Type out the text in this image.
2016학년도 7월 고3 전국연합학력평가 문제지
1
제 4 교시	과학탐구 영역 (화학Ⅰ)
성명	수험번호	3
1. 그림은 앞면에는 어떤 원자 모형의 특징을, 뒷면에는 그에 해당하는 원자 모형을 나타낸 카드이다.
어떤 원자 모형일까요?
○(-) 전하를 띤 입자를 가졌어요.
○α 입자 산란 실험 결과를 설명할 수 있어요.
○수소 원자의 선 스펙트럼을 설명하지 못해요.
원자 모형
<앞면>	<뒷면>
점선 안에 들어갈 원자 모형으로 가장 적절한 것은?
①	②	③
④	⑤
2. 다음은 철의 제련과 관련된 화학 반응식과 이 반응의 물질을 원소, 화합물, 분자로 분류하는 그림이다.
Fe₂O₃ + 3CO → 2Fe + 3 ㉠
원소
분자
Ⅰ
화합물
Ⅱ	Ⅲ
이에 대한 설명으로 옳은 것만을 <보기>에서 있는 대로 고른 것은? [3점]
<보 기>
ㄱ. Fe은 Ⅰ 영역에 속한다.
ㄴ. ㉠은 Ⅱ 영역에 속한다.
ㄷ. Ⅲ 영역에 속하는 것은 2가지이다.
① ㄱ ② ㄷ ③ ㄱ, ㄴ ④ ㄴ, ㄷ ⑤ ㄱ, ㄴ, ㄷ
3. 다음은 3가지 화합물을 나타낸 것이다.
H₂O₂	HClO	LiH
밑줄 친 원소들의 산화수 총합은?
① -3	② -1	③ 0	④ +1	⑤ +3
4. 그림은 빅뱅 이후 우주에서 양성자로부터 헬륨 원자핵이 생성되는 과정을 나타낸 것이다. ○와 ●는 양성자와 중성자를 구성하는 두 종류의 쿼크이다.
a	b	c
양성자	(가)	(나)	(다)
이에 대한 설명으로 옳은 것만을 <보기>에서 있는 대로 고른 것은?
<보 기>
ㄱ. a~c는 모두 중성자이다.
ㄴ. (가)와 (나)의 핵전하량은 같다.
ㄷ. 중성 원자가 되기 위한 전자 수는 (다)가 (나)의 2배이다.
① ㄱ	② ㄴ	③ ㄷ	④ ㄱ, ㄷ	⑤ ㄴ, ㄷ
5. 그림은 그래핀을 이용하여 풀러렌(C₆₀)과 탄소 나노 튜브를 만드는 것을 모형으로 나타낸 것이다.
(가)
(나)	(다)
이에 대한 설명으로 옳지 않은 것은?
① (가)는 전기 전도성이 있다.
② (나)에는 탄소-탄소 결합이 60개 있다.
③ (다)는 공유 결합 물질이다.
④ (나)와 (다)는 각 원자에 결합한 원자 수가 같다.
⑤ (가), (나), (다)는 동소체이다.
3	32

══════

#### [Aim]
Print out every record again, exactly and in full.

#### [Worked answer]
Type out the text in this image.
2016학년도 7월 고3 전국연합학력평가 문제지
1
제 4 교시	과학탐구 영역 (화학Ⅰ)
성명	수험번호	3
1. 그림은 앞면에는 어떤 원자 모형의 특징을, 뒷면에는 그에 해당하는 원자 모형을 나타낸 카드이다.
어떤 원자 모형일까요?
○(-) 전하를 띤 입자를 가졌어요.
○α 입자 산란 실험 결과를 설명할 수 있어요.
○수소 원자의 선 스펙트럼을 설명하지 못해요.
원자 모형
<앞면>	<뒷면>
점선 안에 들어갈 원자 모형으로 가장 적절한 것은?
①	②	③
④	⑤
2. 다음은 철의 제련과 관련된 화학 반응식과 이 반응의 물질을 원소, 화합물, 분자로 분류하는 그림이다.
Fe₂O₃ + 3CO → 2Fe + 3 ㉠
원소
분자
Ⅰ
화합물
Ⅱ	Ⅲ
이에 대한 설명으로 옳은 것만을 <보기>에서 있는 대로 고른 것은? [3점]
<보 기>
ㄱ. Fe은 Ⅰ 영역에 속한다.
ㄴ. ㉠은 Ⅱ 영역에 속한다.
ㄷ. Ⅲ 영역에 속하는 것은 2가지이다.
① ㄱ ② ㄷ ③ ㄱ, ㄴ ④ ㄴ, ㄷ ⑤ ㄱ, ㄴ, ㄷ
3. 다음은 3가지 화합물을 나타낸 것이다.
H₂O₂	HClO	LiH
밑줄 친 원소들의 산화수 총합은?
① -3	② -1	③ 0	④ +1	⑤ +3
4. 그림은 빅뱅 이후 우주에서 양성자로부터 헬륨 원자핵이 생성되는 과정을 나타낸 것이다. ○와 ●는 양성자와 중성자를 구성하는 두 종류의 쿼크이다.
a	b	c
양성자	(가)	(나)	(다)
이에 대한 설명으로 옳은 것만을 <보기>에서 있는 대로 고른 것은?
<보 기>
ㄱ. a~c는 모두 중성자이다.
ㄴ. (가)와 (나)의 핵전하량은 같다.
ㄷ. 중성 원자가 되기 위한 전자 수는 (다)가 (나)의 2배이다.
① ㄱ	② ㄴ	③ ㄷ	④ ㄱ, ㄷ	⑤ ㄴ, ㄷ
5. 그림은 그래핀을 이용하여 풀러렌(C₆₀)과 탄소 나노 튜브를 만드는 것을 모형으로 나타낸 것이다.
(가)
(나)	(다)
이에 대한 설명으로 옳지 않은 것은?
① (가)는 전기 전도성이 있다.
② (나)에는 탄소-탄소 결합이 60개 있다.
③ (다)는 공유 결합 물질이다.
④ (나)와 (다)는 각 원자에 결합한 원자 수가 같다.
⑤ (가), (나), (다)는 동소체이다.
3	32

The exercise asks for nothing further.